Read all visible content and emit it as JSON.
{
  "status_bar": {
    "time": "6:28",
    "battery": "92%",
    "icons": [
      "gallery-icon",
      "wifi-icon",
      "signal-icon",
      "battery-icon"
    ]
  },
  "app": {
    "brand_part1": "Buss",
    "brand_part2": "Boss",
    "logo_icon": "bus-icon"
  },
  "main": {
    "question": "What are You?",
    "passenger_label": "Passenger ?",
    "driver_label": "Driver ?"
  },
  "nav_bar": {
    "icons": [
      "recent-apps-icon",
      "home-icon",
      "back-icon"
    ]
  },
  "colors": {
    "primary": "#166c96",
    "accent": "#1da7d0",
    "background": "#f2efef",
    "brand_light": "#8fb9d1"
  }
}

-----

Print the complete listing again, exactly as it stands.

Read all visible content and emit it as JSON.
{
  "status_bar": {
    "time": "6:28",
    "battery": "92%",
    "icons": [
      "gallery-icon",
      "wifi-icon",
      "signal-icon",
      "battery-icon"
    ]
  },
  "app": {
    "brand_part1": "Buss",
    "brand_part2": "Boss",
    "logo_icon": "bus-icon"
  },
  "main": {
    "question": "What are You?",
    "passenger_label": "Passenger ?",
    "driver_label": "Driver ?"
  },
  "nav_bar": {
    "icons": [
      "recent-apps-icon",
      "home-icon",
      "back-icon"
    ]
  },
  "colors": {
    "primary": "#166c96",
    "accent": "#1da7d0",
    "background": "#f2efef",
    "brand_light": "#8fb9d1"
  }
}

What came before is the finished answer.